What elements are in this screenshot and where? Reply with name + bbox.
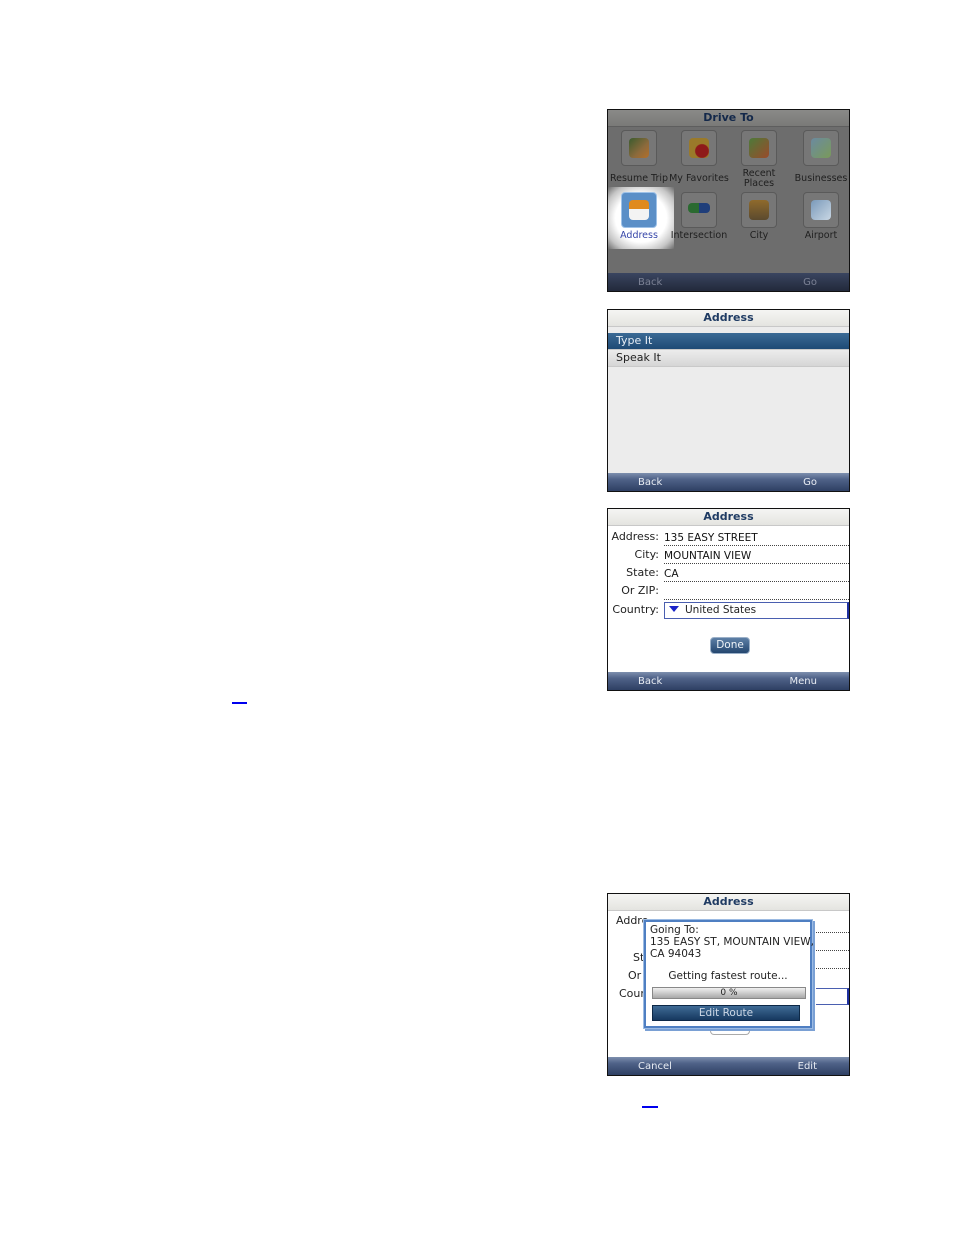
background-label: Cour xyxy=(619,987,645,1000)
intersection-sign-icon xyxy=(681,192,717,228)
menu-softkey[interactable]: Menu xyxy=(790,676,817,687)
softkey-bar: Back Go xyxy=(608,473,849,491)
address-menu-screen: Address Type It Speak It Back Go xyxy=(607,309,850,492)
grid-item-label: City xyxy=(749,230,769,241)
city-field[interactable]: MOUNTAIN VIEW xyxy=(664,549,849,564)
route-status: Getting fastest route... xyxy=(668,970,788,982)
edit-route-button[interactable]: Edit Route xyxy=(652,1005,800,1021)
city-label: City: xyxy=(634,548,659,561)
background-label: Or xyxy=(628,969,642,982)
address-form-screen: Address Address: 135 EASY STREET City: M… xyxy=(607,508,850,691)
state-field[interactable]: CA xyxy=(664,567,849,582)
screen-title: Drive To xyxy=(608,110,849,127)
grid-item-intersection[interactable]: Intersection xyxy=(668,192,730,241)
going-to-label: Going To: xyxy=(650,924,699,936)
dropdown-arrow-icon xyxy=(669,606,679,612)
destination-line-2: CA 94043 xyxy=(650,948,702,960)
grid-item-city[interactable]: City xyxy=(728,192,790,241)
grid-item-label: Resume Trip xyxy=(609,173,669,184)
route-progress-bar: 0 % xyxy=(652,987,806,999)
menu-item-speak-it[interactable]: Speak It xyxy=(608,350,849,367)
screen-title: Address xyxy=(608,509,849,526)
field-underline xyxy=(816,932,849,933)
grid-item-airport[interactable]: Airport xyxy=(790,192,849,241)
back-softkey[interactable]: Back xyxy=(638,277,662,288)
country-row: Country: United States xyxy=(608,601,849,619)
back-softkey[interactable]: Back xyxy=(638,676,662,687)
city-row: City: MOUNTAIN VIEW xyxy=(608,546,849,564)
grid-item-recent-places[interactable]: Recent Places xyxy=(728,130,790,189)
go-softkey[interactable]: Go xyxy=(803,277,817,288)
grid-item-resume-trip[interactable]: Resume Trip xyxy=(608,130,670,184)
go-softkey[interactable]: Go xyxy=(803,477,817,488)
airplane-icon xyxy=(803,192,839,228)
grid-item-label: Airport xyxy=(804,230,838,241)
grid-item-label: Businesses xyxy=(794,173,848,184)
edit-softkey[interactable]: Edit xyxy=(798,1061,817,1072)
favorites-folder-icon xyxy=(681,130,717,166)
grid-item-label: My Favorites xyxy=(669,173,729,184)
country-dropdown xyxy=(816,988,849,1005)
screen-title: Address xyxy=(608,894,849,911)
softkey-bar: Back Menu xyxy=(608,672,849,690)
zip-row: Or ZIP: xyxy=(608,582,849,600)
resume-trip-icon xyxy=(621,130,657,166)
screen-title: Address xyxy=(608,310,849,327)
softkey-bar: Cancel Edit xyxy=(608,1057,849,1075)
zip-label: Or ZIP: xyxy=(621,584,659,597)
zip-field[interactable] xyxy=(664,585,849,600)
grid-item-my-favorites[interactable]: My Favorites xyxy=(668,130,730,184)
country-label: Country: xyxy=(612,603,659,616)
cancel-softkey[interactable]: Cancel xyxy=(638,1061,672,1072)
field-underline xyxy=(816,968,849,969)
destination-line-1: 135 EASY ST, MOUNTAIN VIEW, xyxy=(650,936,814,948)
grid-item-businesses[interactable]: Businesses xyxy=(790,130,849,184)
grid-item-label: Address xyxy=(620,230,658,241)
country-value: United States xyxy=(685,604,757,616)
field-underline xyxy=(816,950,849,951)
footnote-link[interactable] xyxy=(642,1106,658,1108)
routing-dialog: Going To: 135 EASY ST, MOUNTAIN VIEW, CA… xyxy=(644,920,814,1028)
grid-item-label: Intersection xyxy=(670,230,728,241)
background-label: St xyxy=(633,951,645,964)
grid-item-label: Recent Places xyxy=(742,168,776,189)
back-softkey[interactable]: Back xyxy=(638,477,662,488)
recent-places-icon xyxy=(741,130,777,166)
state-row: State: CA xyxy=(608,564,849,582)
house-icon xyxy=(621,192,657,228)
done-button[interactable]: Done xyxy=(710,637,750,654)
state-label: State: xyxy=(626,566,659,579)
businesses-icon xyxy=(803,130,839,166)
address-field[interactable]: 135 EASY STREET xyxy=(664,531,849,546)
routing-screen: Address Addre St Or Cour Going To: 135 E… xyxy=(607,893,850,1076)
softkey-bar: Back Go xyxy=(608,273,849,291)
grid-item-address[interactable]: Address xyxy=(608,192,670,241)
footnote-link[interactable] xyxy=(232,702,247,704)
country-dropdown[interactable]: United States xyxy=(664,602,849,619)
menu-item-type-it[interactable]: Type It xyxy=(608,333,849,350)
address-label: Address: xyxy=(611,530,659,543)
drive-to-screen: Drive To Resume Trip My Favorites Recent… xyxy=(607,109,850,292)
city-building-icon xyxy=(741,192,777,228)
address-row: Address: 135 EASY STREET xyxy=(608,528,849,546)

**SET TASK**:
Rename "softkey" to "soft-key" throughout the records above, keeping everything else the same, and leave out the pictures.

**TASK ANSWER**:
What elements are in this screenshot and where? Reply with name + bbox.
background-label: Cour xyxy=(619,987,645,1000)
intersection-sign-icon xyxy=(681,192,717,228)
menu-soft-key[interactable]: Menu xyxy=(790,676,817,687)
soft-key-bar: Back Go xyxy=(608,473,849,491)
address-menu-screen: Address Type It Speak It Back Go xyxy=(607,309,850,492)
grid-item-label: City xyxy=(749,230,769,241)
city-field[interactable]: MOUNTAIN VIEW xyxy=(664,549,849,564)
route-status: Getting fastest route... xyxy=(668,970,788,982)
edit-route-button[interactable]: Edit Route xyxy=(652,1005,800,1021)
city-label: City: xyxy=(634,548,659,561)
background-label: Or xyxy=(628,969,642,982)
address-form-screen: Address Address: 135 EASY STREET City: M… xyxy=(607,508,850,691)
state-field[interactable]: CA xyxy=(664,567,849,582)
screen-title: Drive To xyxy=(608,110,849,127)
grid-item-intersection[interactable]: Intersection xyxy=(668,192,730,241)
going-to-label: Going To: xyxy=(650,924,699,936)
dropdown-arrow-icon xyxy=(669,606,679,612)
destination-line-2: CA 94043 xyxy=(650,948,702,960)
grid-item-city[interactable]: City xyxy=(728,192,790,241)
grid-item-label: Resume Trip xyxy=(609,173,669,184)
route-progress-bar: 0 % xyxy=(652,987,806,999)
menu-item-speak-it[interactable]: Speak It xyxy=(608,350,849,367)
screen-title: Address xyxy=(608,509,849,526)
field-underline xyxy=(816,932,849,933)
grid-item-airport[interactable]: Airport xyxy=(790,192,849,241)
back-soft-key[interactable]: Back xyxy=(638,277,662,288)
country-row: Country: United States xyxy=(608,601,849,619)
back-soft-key[interactable]: Back xyxy=(638,676,662,687)
city-row: City: MOUNTAIN VIEW xyxy=(608,546,849,564)
grid-item-recent-places[interactable]: Recent Places xyxy=(728,130,790,189)
go-soft-key[interactable]: Go xyxy=(803,277,817,288)
grid-item-resume-trip[interactable]: Resume Trip xyxy=(608,130,670,184)
go-soft-key[interactable]: Go xyxy=(803,477,817,488)
airplane-icon xyxy=(803,192,839,228)
grid-item-label: Airport xyxy=(804,230,838,241)
grid-item-label: Businesses xyxy=(794,173,848,184)
edit-soft-key[interactable]: Edit xyxy=(798,1061,817,1072)
favorites-folder-icon xyxy=(681,130,717,166)
grid-item-label: My Favorites xyxy=(669,173,729,184)
country-dropdown xyxy=(816,988,849,1005)
screen-title: Address xyxy=(608,894,849,911)
soft-key-bar: Back Menu xyxy=(608,672,849,690)
zip-row: Or ZIP: xyxy=(608,582,849,600)
resume-trip-icon xyxy=(621,130,657,166)
screen-title: Address xyxy=(608,310,849,327)
soft-key-bar: Cancel Edit xyxy=(608,1057,849,1075)
zip-label: Or ZIP: xyxy=(621,584,659,597)
zip-field[interactable] xyxy=(664,585,849,600)
grid-item-my-favorites[interactable]: My Favorites xyxy=(668,130,730,184)
country-label: Country: xyxy=(612,603,659,616)
cancel-soft-key[interactable]: Cancel xyxy=(638,1061,672,1072)
field-underline xyxy=(816,968,849,969)
destination-line-1: 135 EASY ST, MOUNTAIN VIEW, xyxy=(650,936,814,948)
grid-item-businesses[interactable]: Businesses xyxy=(790,130,849,184)
grid-item-label: Address xyxy=(620,230,658,241)
country-value: United States xyxy=(685,604,757,616)
field-underline xyxy=(816,950,849,951)
footnote-link[interactable] xyxy=(642,1106,658,1108)
routing-dialog: Going To: 135 EASY ST, MOUNTAIN VIEW, CA… xyxy=(644,920,814,1028)
grid-item-label: Intersection xyxy=(670,230,728,241)
background-label: St xyxy=(633,951,645,964)
grid-item-label: Recent Places xyxy=(742,168,776,189)
back-soft-key[interactable]: Back xyxy=(638,477,662,488)
recent-places-icon xyxy=(741,130,777,166)
state-row: State: CA xyxy=(608,564,849,582)
house-icon xyxy=(621,192,657,228)
done-button[interactable]: Done xyxy=(710,637,750,654)
state-label: State: xyxy=(626,566,659,579)
businesses-icon xyxy=(803,130,839,166)
address-field[interactable]: 135 EASY STREET xyxy=(664,531,849,546)
routing-screen: Address Addre St Or Cour Going To: 135 E… xyxy=(607,893,850,1076)
soft-key-bar: Back Go xyxy=(608,273,849,291)
grid-item-address[interactable]: Address xyxy=(608,192,670,241)
footnote-link[interactable] xyxy=(232,702,247,704)
country-dropdown[interactable]: United States xyxy=(664,602,849,619)
menu-item-type-it[interactable]: Type It xyxy=(608,333,849,350)
address-label: Address: xyxy=(611,530,659,543)
drive-to-screen: Drive To Resume Trip My Favorites Recent… xyxy=(607,109,850,292)
city-building-icon xyxy=(741,192,777,228)
address-row: Address: 135 EASY STREET xyxy=(608,528,849,546)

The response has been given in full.